**Stated exercise**.
In the entries below, find the lines with the word "color" and copy them.

··· Extracted information

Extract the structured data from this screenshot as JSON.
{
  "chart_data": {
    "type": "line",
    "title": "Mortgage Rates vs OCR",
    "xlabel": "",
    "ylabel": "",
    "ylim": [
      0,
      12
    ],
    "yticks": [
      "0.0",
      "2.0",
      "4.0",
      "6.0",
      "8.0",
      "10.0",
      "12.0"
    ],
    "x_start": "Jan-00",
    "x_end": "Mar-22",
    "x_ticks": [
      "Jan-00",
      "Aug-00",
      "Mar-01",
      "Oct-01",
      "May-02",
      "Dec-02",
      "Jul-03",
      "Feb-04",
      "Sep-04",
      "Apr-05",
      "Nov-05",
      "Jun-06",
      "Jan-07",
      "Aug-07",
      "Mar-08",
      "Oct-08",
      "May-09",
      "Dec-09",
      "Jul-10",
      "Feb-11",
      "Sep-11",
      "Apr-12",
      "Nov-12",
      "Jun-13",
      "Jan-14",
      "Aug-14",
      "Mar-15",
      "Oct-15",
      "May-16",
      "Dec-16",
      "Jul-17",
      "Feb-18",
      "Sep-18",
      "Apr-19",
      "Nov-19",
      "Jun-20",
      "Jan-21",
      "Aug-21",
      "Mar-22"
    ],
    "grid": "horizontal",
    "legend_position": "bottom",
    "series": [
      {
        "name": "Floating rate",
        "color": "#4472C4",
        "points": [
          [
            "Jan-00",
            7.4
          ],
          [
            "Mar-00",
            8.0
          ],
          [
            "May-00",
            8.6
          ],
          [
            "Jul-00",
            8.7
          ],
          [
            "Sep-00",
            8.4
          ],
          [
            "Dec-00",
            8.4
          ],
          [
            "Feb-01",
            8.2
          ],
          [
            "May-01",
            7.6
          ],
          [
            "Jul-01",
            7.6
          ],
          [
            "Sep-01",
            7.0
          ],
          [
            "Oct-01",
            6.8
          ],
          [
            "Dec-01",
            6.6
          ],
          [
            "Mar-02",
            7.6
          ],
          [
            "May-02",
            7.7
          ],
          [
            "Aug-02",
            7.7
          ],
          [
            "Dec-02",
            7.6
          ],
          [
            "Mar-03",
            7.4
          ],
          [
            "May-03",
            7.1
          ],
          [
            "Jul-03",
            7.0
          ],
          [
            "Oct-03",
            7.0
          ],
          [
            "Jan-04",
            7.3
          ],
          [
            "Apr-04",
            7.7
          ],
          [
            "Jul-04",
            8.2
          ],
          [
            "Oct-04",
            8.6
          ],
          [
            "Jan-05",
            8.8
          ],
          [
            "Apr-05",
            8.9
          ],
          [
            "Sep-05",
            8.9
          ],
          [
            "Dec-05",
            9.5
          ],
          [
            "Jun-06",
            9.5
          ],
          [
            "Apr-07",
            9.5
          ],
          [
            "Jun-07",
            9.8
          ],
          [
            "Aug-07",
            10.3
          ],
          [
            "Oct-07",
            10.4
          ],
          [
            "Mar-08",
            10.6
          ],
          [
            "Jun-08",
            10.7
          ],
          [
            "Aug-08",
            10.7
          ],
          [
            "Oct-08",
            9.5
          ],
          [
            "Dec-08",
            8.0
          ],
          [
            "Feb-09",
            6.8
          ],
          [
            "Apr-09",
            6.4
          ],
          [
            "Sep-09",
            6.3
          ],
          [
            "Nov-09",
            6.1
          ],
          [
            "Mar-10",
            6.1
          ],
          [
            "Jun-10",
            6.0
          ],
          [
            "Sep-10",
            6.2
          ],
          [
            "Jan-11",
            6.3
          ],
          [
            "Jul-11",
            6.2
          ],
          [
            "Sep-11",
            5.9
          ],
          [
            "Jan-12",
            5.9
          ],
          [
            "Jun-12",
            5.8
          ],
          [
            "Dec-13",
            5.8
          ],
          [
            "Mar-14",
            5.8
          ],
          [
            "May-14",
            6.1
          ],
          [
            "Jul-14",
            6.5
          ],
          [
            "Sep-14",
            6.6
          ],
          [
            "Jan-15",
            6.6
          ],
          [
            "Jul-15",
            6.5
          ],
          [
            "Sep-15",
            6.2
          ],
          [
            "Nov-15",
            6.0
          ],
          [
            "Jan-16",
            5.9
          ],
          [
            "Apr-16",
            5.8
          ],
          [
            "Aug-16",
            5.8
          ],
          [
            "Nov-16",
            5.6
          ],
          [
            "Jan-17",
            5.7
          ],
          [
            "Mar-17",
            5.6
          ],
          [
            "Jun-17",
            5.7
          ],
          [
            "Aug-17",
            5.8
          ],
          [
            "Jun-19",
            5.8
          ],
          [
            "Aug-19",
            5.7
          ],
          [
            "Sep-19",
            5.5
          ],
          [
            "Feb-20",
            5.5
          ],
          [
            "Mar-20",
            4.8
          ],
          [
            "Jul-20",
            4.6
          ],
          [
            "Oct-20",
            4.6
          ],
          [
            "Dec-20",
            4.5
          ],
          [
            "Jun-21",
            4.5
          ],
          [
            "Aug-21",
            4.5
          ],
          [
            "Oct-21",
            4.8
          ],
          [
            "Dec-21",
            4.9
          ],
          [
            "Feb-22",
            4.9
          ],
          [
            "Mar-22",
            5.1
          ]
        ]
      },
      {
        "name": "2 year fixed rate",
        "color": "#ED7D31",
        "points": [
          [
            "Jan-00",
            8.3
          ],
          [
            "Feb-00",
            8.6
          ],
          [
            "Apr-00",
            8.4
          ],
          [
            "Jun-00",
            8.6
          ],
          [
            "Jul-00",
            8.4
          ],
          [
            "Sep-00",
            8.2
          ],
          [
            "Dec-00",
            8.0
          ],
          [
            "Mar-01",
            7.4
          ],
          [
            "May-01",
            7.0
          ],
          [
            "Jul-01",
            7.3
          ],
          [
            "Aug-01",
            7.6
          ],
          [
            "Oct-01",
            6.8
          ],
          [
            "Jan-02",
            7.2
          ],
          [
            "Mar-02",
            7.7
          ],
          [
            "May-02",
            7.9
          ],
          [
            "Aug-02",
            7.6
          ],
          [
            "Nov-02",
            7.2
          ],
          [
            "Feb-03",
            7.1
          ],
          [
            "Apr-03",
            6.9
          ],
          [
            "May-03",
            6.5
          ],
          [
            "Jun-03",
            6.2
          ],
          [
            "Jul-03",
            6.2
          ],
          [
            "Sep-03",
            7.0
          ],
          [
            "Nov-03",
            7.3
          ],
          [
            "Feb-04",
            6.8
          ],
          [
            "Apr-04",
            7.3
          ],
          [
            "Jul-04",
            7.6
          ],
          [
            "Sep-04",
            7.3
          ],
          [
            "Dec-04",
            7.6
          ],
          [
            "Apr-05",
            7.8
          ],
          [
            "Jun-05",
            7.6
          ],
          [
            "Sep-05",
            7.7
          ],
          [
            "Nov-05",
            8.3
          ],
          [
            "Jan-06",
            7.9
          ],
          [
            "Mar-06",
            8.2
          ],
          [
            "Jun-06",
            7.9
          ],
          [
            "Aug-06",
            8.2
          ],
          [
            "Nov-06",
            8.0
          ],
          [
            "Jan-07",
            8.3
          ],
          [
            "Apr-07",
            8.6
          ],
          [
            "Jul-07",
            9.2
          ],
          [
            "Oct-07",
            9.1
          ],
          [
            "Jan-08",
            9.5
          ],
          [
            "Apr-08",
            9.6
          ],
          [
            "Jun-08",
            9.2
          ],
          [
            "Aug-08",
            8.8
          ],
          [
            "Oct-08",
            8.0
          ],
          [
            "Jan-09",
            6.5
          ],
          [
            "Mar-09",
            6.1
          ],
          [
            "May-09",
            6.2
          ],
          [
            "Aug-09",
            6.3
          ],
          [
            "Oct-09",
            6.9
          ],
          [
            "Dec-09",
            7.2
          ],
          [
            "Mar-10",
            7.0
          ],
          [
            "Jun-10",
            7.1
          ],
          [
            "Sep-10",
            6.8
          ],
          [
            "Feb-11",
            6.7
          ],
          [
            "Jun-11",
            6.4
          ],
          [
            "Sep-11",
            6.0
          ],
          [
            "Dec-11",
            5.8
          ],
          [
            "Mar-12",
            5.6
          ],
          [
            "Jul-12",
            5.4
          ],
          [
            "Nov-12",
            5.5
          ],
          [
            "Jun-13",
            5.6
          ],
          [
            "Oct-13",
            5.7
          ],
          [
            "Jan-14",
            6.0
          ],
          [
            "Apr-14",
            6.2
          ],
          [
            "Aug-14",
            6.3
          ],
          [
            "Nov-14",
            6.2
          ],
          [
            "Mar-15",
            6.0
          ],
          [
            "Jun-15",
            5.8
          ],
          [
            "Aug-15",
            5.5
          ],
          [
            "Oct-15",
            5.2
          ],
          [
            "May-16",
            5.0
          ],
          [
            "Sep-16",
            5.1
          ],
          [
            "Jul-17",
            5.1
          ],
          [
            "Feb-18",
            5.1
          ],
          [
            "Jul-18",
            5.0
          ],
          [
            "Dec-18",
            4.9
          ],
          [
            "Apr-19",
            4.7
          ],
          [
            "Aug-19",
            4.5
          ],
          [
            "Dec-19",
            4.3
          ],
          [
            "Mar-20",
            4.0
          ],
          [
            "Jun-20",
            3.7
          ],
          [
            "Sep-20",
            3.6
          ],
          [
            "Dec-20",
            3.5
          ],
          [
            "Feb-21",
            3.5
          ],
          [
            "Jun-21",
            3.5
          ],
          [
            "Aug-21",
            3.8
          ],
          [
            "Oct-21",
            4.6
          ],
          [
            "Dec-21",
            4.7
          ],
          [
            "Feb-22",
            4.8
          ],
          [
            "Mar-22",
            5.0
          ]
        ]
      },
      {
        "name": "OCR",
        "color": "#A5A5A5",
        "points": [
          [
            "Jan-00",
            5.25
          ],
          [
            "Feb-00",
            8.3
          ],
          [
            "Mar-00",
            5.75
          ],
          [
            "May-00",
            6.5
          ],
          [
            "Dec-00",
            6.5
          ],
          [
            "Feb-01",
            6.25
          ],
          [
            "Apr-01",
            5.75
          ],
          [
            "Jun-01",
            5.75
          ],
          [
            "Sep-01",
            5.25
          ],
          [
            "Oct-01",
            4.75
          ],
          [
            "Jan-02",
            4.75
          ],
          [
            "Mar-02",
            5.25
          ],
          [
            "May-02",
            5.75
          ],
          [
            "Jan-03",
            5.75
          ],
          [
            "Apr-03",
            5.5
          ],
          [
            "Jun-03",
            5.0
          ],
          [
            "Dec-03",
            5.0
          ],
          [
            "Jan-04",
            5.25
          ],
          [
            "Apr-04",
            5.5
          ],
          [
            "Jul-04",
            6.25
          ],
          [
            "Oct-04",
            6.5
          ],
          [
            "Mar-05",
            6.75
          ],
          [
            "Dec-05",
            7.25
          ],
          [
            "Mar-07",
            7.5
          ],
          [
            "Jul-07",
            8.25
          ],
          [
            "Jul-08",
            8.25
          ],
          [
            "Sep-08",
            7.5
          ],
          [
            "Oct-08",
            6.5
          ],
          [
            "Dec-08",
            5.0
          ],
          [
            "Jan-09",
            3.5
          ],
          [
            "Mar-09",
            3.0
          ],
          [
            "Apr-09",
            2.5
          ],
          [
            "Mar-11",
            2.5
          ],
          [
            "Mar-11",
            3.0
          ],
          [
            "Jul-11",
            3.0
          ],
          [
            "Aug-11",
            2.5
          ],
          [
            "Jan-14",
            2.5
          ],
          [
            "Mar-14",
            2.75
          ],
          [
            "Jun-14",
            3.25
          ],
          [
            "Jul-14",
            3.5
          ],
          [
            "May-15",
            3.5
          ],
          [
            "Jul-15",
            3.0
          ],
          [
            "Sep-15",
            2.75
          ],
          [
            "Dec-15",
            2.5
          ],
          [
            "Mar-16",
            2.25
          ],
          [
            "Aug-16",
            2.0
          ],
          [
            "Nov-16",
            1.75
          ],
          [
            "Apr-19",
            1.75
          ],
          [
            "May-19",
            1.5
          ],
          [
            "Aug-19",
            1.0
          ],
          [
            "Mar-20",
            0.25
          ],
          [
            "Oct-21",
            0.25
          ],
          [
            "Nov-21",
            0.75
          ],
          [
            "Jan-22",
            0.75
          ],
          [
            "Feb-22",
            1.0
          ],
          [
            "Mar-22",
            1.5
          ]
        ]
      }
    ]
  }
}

······

**Result of the exercise**.
        "color": "#4472C4",
        "color": "#ED7D31",
        "color": "#A5A5A5",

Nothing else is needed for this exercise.